◆ **WHAT YOU WILL DO**:
Check every line below for the word "Force" and copy each one that has it.

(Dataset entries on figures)
——

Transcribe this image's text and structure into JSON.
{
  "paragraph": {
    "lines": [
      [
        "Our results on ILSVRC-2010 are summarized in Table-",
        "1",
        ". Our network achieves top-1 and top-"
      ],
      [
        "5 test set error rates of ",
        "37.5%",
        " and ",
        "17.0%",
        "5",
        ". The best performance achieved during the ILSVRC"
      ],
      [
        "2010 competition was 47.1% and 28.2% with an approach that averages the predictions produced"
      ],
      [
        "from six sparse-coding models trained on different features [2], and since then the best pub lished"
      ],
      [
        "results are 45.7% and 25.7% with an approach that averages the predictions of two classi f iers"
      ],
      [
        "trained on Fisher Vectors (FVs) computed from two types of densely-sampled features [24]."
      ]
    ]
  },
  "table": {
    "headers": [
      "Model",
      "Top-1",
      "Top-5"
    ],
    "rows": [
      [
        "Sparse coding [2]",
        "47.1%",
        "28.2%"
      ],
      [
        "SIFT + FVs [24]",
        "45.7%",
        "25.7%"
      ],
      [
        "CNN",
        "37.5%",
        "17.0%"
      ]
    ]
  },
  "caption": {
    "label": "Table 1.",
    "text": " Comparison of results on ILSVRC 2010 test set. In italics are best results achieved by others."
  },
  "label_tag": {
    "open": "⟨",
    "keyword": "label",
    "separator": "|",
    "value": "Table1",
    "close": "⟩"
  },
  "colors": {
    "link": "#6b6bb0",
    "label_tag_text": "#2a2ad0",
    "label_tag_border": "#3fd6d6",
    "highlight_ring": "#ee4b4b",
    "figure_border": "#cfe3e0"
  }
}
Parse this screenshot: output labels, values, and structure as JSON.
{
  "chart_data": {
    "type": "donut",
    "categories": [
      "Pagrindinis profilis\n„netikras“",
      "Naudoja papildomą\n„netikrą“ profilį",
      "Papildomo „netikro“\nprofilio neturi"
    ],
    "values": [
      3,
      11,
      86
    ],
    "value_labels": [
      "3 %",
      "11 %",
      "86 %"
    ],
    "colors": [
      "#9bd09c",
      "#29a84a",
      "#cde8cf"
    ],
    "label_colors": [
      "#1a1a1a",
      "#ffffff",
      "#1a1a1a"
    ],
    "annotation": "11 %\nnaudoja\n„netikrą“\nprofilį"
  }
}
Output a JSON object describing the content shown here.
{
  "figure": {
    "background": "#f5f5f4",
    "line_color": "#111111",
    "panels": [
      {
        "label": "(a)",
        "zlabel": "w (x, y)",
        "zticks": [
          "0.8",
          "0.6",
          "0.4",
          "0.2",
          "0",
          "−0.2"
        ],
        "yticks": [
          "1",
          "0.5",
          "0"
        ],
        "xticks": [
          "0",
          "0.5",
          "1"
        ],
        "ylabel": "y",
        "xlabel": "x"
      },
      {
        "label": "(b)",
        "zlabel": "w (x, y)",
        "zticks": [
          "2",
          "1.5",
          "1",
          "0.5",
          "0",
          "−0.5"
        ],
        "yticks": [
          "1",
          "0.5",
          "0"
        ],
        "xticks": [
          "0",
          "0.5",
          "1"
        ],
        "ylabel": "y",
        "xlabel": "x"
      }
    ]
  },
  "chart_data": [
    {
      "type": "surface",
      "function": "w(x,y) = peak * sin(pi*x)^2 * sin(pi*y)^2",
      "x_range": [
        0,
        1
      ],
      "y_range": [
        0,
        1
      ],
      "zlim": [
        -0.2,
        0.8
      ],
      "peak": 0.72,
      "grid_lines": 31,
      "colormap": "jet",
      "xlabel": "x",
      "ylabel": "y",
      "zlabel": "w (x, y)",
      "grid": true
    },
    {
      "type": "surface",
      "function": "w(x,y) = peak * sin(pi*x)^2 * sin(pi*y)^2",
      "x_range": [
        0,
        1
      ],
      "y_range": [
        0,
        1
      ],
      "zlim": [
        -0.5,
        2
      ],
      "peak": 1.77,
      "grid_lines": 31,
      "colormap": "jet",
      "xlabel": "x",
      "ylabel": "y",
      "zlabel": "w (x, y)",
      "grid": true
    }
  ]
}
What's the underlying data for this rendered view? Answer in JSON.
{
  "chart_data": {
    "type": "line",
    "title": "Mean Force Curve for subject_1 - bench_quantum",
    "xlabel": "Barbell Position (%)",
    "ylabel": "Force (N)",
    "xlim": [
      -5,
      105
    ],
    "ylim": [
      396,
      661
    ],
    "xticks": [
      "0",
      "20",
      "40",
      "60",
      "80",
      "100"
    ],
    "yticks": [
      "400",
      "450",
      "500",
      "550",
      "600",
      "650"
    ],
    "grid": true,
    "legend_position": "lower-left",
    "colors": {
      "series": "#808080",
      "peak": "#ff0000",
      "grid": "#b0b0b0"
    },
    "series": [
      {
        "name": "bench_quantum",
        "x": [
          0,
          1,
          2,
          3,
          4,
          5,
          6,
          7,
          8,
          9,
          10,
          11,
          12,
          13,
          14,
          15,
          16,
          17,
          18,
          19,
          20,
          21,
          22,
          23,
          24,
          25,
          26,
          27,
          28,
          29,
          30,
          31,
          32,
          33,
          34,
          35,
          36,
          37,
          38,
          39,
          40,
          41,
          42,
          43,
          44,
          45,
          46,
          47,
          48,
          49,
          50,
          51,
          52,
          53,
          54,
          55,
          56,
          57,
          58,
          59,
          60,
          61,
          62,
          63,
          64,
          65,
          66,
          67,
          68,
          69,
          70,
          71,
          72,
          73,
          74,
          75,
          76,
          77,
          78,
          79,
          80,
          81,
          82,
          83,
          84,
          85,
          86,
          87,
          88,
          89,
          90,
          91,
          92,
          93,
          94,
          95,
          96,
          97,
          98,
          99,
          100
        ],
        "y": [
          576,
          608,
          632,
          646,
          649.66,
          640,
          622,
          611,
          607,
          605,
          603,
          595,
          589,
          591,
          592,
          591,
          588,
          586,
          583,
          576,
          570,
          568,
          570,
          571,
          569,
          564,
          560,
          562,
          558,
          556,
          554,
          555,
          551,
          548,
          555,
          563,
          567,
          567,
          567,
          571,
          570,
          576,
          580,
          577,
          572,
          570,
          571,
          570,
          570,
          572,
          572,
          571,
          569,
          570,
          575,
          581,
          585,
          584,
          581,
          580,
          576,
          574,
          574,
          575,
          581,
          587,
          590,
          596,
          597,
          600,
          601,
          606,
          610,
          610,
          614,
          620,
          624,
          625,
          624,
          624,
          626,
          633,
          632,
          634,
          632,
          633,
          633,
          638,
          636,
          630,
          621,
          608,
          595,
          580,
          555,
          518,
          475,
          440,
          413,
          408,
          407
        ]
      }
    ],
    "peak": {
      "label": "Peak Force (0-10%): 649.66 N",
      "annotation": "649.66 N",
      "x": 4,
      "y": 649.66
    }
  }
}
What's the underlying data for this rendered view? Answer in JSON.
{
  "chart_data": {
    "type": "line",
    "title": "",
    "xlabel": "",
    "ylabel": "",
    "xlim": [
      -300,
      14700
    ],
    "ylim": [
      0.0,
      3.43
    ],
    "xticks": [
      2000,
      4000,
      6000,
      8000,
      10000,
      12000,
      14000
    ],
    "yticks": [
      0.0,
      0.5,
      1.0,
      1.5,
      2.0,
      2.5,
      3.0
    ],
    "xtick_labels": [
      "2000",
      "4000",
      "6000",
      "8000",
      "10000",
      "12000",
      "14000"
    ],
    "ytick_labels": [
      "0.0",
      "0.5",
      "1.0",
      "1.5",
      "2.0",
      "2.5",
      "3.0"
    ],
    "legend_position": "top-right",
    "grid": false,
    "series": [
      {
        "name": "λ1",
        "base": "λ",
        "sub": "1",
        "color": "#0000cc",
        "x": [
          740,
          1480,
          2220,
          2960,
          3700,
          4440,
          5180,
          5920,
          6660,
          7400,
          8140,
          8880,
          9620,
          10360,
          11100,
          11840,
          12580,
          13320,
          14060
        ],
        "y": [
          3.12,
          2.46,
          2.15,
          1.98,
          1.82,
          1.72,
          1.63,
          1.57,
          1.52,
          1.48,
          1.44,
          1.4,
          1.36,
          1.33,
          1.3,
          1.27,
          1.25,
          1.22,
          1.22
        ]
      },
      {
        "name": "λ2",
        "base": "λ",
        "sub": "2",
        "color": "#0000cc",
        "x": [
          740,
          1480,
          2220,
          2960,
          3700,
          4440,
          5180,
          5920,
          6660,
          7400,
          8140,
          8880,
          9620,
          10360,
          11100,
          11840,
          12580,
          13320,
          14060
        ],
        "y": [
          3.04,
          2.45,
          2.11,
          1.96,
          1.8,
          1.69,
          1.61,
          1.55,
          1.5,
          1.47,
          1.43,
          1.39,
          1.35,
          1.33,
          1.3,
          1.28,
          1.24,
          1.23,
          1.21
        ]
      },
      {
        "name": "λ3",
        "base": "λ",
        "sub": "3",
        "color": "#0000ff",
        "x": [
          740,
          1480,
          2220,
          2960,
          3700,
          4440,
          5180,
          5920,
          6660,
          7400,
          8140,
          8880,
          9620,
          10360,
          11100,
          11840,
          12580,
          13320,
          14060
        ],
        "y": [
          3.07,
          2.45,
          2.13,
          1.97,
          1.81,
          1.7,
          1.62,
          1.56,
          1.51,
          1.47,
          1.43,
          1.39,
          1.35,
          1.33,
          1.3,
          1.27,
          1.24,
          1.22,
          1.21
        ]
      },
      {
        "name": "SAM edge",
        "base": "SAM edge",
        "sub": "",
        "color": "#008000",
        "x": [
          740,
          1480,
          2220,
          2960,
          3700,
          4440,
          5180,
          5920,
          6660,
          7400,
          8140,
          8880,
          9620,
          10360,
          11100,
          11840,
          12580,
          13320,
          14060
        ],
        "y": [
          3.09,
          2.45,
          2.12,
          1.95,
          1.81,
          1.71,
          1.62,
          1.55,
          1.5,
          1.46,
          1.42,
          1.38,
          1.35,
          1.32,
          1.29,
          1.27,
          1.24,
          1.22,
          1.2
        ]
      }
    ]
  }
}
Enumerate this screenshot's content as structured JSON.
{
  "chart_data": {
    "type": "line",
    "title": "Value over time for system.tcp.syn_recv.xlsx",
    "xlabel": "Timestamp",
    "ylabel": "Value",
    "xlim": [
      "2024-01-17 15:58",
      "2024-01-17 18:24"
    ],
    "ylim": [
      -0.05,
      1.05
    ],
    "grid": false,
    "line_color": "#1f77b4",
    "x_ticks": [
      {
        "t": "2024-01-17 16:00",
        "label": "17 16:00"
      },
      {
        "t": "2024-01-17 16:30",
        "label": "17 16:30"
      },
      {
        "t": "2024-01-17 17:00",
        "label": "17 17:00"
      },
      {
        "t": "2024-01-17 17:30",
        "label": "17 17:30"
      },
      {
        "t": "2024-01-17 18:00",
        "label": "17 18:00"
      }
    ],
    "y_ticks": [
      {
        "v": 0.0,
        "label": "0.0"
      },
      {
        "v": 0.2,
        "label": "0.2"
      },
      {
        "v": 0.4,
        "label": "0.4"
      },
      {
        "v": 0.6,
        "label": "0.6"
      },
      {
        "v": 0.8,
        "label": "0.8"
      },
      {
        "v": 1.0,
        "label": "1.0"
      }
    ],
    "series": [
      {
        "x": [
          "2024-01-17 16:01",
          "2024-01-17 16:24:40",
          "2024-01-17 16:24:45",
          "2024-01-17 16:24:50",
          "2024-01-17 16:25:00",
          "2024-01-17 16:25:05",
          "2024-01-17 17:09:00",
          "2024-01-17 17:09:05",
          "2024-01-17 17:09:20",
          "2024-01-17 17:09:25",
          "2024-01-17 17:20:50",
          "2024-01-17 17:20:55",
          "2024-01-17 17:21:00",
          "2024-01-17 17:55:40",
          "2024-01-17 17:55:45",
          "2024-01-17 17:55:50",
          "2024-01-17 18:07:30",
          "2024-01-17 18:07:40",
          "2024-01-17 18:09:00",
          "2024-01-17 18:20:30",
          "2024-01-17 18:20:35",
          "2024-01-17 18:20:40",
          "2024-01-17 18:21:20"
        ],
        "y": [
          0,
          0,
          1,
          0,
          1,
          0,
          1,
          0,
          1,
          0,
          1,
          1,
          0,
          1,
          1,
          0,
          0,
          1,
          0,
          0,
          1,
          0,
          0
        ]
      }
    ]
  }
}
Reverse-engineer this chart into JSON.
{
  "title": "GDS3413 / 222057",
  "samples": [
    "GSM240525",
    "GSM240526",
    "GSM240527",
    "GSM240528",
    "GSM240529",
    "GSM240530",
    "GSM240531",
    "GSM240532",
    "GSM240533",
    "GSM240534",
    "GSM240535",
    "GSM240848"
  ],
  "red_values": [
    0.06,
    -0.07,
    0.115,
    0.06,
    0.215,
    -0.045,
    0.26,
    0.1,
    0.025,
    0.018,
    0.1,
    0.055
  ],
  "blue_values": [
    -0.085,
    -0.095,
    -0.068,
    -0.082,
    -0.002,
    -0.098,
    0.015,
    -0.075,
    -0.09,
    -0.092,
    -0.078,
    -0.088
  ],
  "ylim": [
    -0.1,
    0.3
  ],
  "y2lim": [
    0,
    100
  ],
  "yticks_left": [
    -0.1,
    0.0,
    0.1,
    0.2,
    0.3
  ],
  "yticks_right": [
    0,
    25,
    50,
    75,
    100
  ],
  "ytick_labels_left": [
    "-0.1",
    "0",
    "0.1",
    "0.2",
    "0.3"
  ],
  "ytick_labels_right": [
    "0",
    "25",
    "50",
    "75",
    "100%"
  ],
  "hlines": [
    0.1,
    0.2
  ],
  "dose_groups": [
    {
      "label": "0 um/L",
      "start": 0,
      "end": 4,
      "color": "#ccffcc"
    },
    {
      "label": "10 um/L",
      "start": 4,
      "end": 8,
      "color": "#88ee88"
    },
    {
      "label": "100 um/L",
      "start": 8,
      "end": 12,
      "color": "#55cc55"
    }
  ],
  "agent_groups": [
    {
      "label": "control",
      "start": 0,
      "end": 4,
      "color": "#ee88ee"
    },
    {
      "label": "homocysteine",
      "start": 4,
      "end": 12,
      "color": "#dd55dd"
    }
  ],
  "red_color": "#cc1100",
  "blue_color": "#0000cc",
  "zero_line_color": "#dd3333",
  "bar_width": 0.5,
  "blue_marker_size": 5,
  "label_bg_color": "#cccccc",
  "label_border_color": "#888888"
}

——

◆ **RESPONSE FOR THIS EXERCISE**:
    "title": "Mean Force Curve for subject_1 - bench_quantum",
    "ylabel": "Force (N)",
      "label": "Peak Force (0-10%): 649.66 N",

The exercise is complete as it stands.